## Problem details:
In the records below, find each line with the word "para" and copy it.

(Stored entries)
• • • •
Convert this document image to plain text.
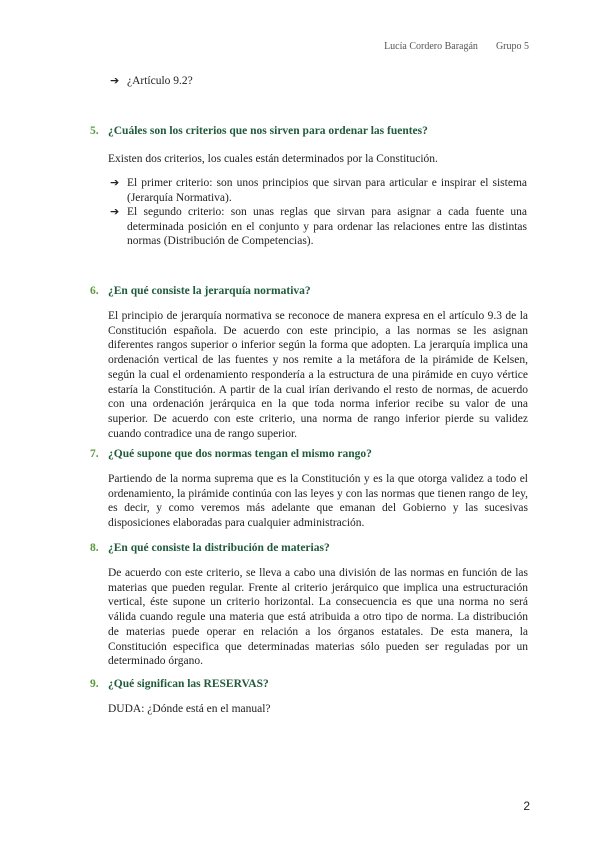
Lucía Cordero Baragán Grupo 5
➔ ¿Artículo 9.2?
5. ¿Cuáles son los criterios que nos sirven para ordenar las fuentes?
Existen dos criterios, los cuales están determinados por la Constitución.
➔ El primer criterio: son unos principios que sirvan para articular e inspirar el sistema (Jerarquía Normativa).
➔ El segundo criterio: son unas reglas que sirvan para asignar a cada fuente una determinada posición en el conjunto y para ordenar las relaciones entre las distintas normas (Distribución de Competencias).
6. ¿En qué consiste la jerarquía normativa?
El principio de jerarquía normativa se reconoce de manera expresa en el artículo 9.3 de la Constitución española. De acuerdo con este principio, a las normas se les asignan diferentes rangos superior o inferior según la forma que adopten. La jerarquía implica una ordenación vertical de las fuentes y nos remite a la metáfora de la pirámide de Kelsen, según la cual el ordenamiento respondería a la estructura de una pirámide en cuyo vértice estaría la Constitución. A partir de la cual irían derivando el resto de normas, de acuerdo con una ordenación jerárquica en la que toda norma inferior recibe su valor de una superior. De acuerdo con este criterio, una norma de rango inferior pierde su validez cuando contradice una de rango superior.
7. ¿Qué supone que dos normas tengan el mismo rango?
Partiendo de la norma suprema que es la Constitución y es la que otorga validez a todo el ordenamiento, la pirámide continúa con las leyes y con las normas que tienen rango de ley, es decir, y como veremos más adelante que emanan del Gobierno y las sucesivas disposiciones elaboradas para cualquier administración.
8. ¿En qué consiste la distribución de materias?
De acuerdo con este criterio, se lleva a cabo una división de las normas en función de las materias que pueden regular. Frente al criterio jerárquico que implica una estructuración vertical, éste supone un criterio horizontal. La consecuencia es que una norma no será válida cuando regule una materia que está atribuida a otro tipo de norma. La distribución de materias puede operar en relación a los órganos estatales. De esta manera, la Constitución especifica que determinadas materias sólo pueden ser reguladas por un determinado órgano.
9. ¿Qué significan las RESERVAS?
DUDA: ¿Dónde está en el manual?
2
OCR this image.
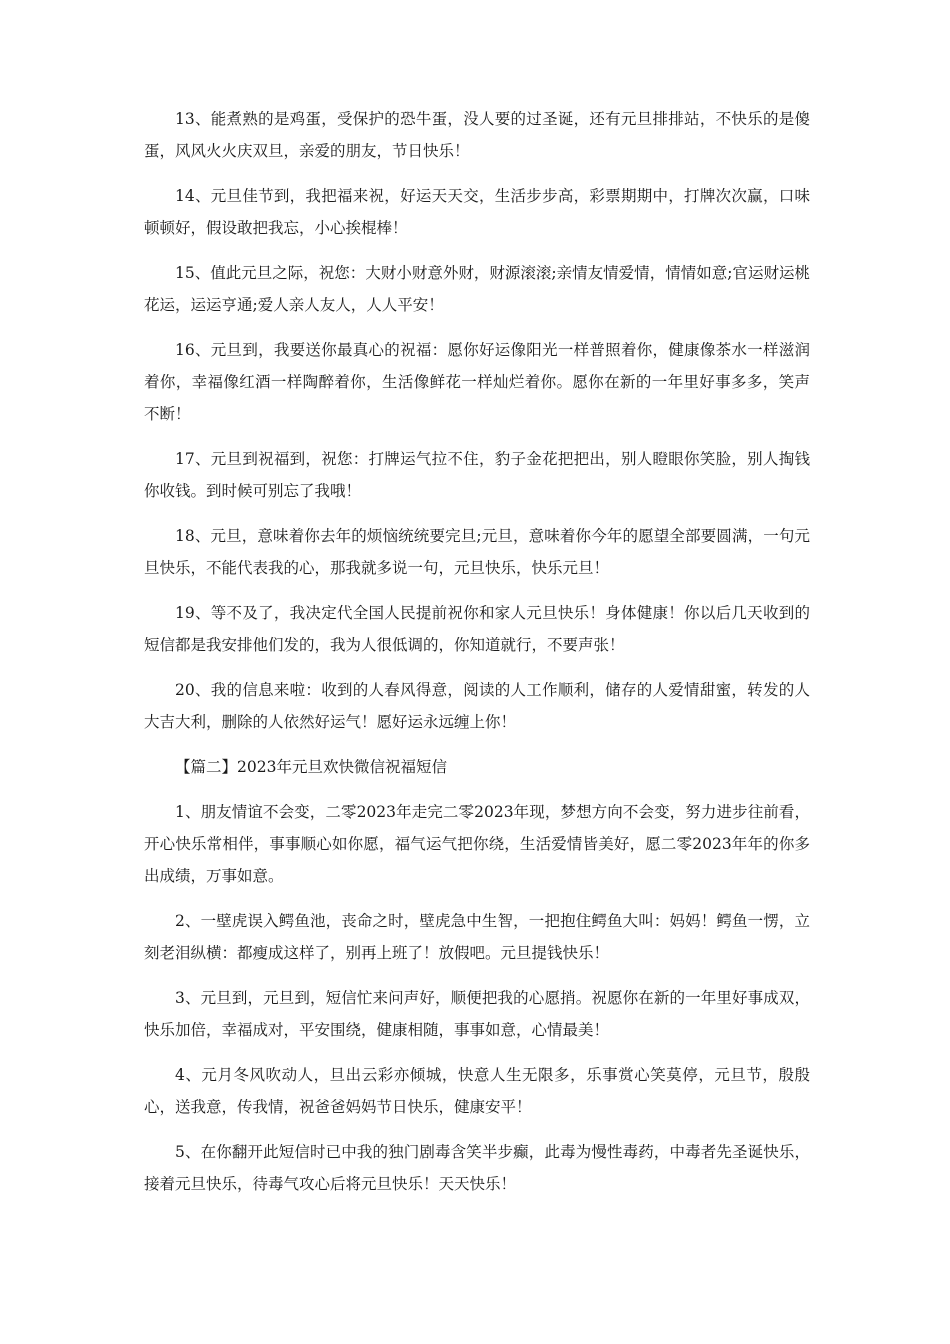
13、能煮熟的是鸡蛋，受保护的恐牛蛋，没人要的过圣诞，还有元旦排排站，不快乐的是傻蛋，风风火火庆双旦，亲爱的朋友，节日快乐！

14、元旦佳节到，我把福来祝，好运天天交，生活步步高，彩票期期中，打牌次次赢，口味顿顿好，假设敢把我忘，小心挨棍棒！

15、值此元旦之际，祝您：大财小财意外财，财源滚滚;亲情友情爱情，情情如意;官运财运桃花运，运运亨通;爱人亲人友人，人人平安！

16、元旦到，我要送你最真心的祝福：愿你好运像阳光一样普照着你，健康像茶水一样滋润着你，幸福像红酒一样陶醉着你，生活像鲜花一样灿烂着你。愿你在新的一年里好事多多，笑声不断！

17、元旦到祝福到，祝您：打牌运气拉不住，豹子金花把把出，别人瞪眼你笑脸，别人掏钱你收钱。到时候可别忘了我哦！

18、元旦，意味着你去年的烦恼统统要完旦;元旦，意味着你今年的愿望全部要圆满，一句元旦快乐，不能代表我的心，那我就多说一句，元旦快乐，快乐元旦！

19、等不及了，我决定代全国人民提前祝你和家人元旦快乐！身体健康！你以后几天收到的短信都是我安排他们发的，我为人很低调的，你知道就行，不要声张！

20、我的信息来啦：收到的人春风得意，阅读的人工作顺利，储存的人爱情甜蜜，转发的人大吉大利，删除的人依然好运气！愿好运永远缠上你！

【篇二】2023年元旦欢快微信祝福短信

1、朋友情谊不会变，二零2023年走完二零2023年现，梦想方向不会变，努力进步往前看，开心快乐常相伴，事事顺心如你愿，福气运气把你绕，生活爱情皆美好，愿二零2023年年的你多出成绩，万事如意。

2、一壁虎误入鳄鱼池，丧命之时，壁虎急中生智，一把抱住鳄鱼大叫：妈妈！鳄鱼一愣，立刻老泪纵横：都瘦成这样了，别再上班了！放假吧。元旦提钱快乐！

3、元旦到，元旦到，短信忙来问声好，顺便把我的心愿捎。祝愿你在新的一年里好事成双，快乐加倍，幸福成对，平安围绕，健康相随，事事如意，心情最美！

4、元月冬风吹动人，旦出云彩亦倾城，快意人生无限多，乐事赏心笑莫停，元旦节，殷殷心，送我意，传我情，祝爸爸妈妈节日快乐，健康安平！

5、在你翻开此短信时已中我的独门剧毒含笑半步癫，此毒为慢性毒药，中毒者先圣诞快乐，接着元旦快乐，待毒气攻心后将元旦快乐！天天快乐！
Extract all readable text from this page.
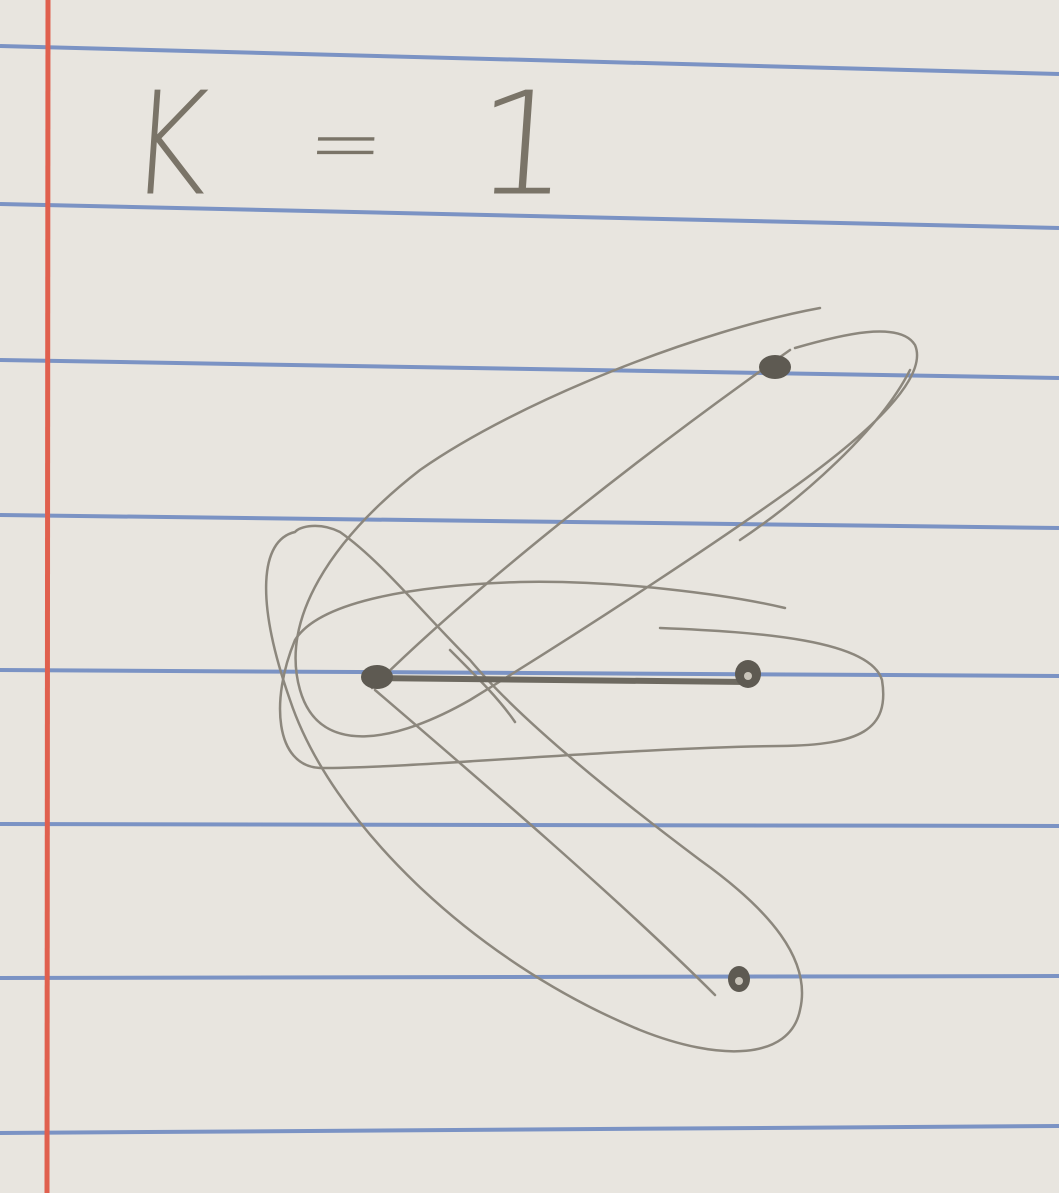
K = 1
• • • •
## Worked answer:
5. ¿Cuáles son los criterios que nos sirven para ordenar las fuentes?
➔ El primer criterio: son unos principios que sirvan para articular e inspirar el sistema (Jerarquía Normativa).
➔ El segundo criterio: son unas reglas que sirvan para asignar a cada fuente una determinada posición en el conjunto y para ordenar las relaciones entre las distintas normas (Distribución de Competencias).
Partiendo de la norma suprema que es la Constitución y es la que otorga validez a todo el ordenamiento, la pirámide continúa con las leyes y con las normas que tienen rango de ley, es decir, y como veremos más adelante que emanan del Gobierno y las sucesivas disposiciones elaboradas para cualquier administración.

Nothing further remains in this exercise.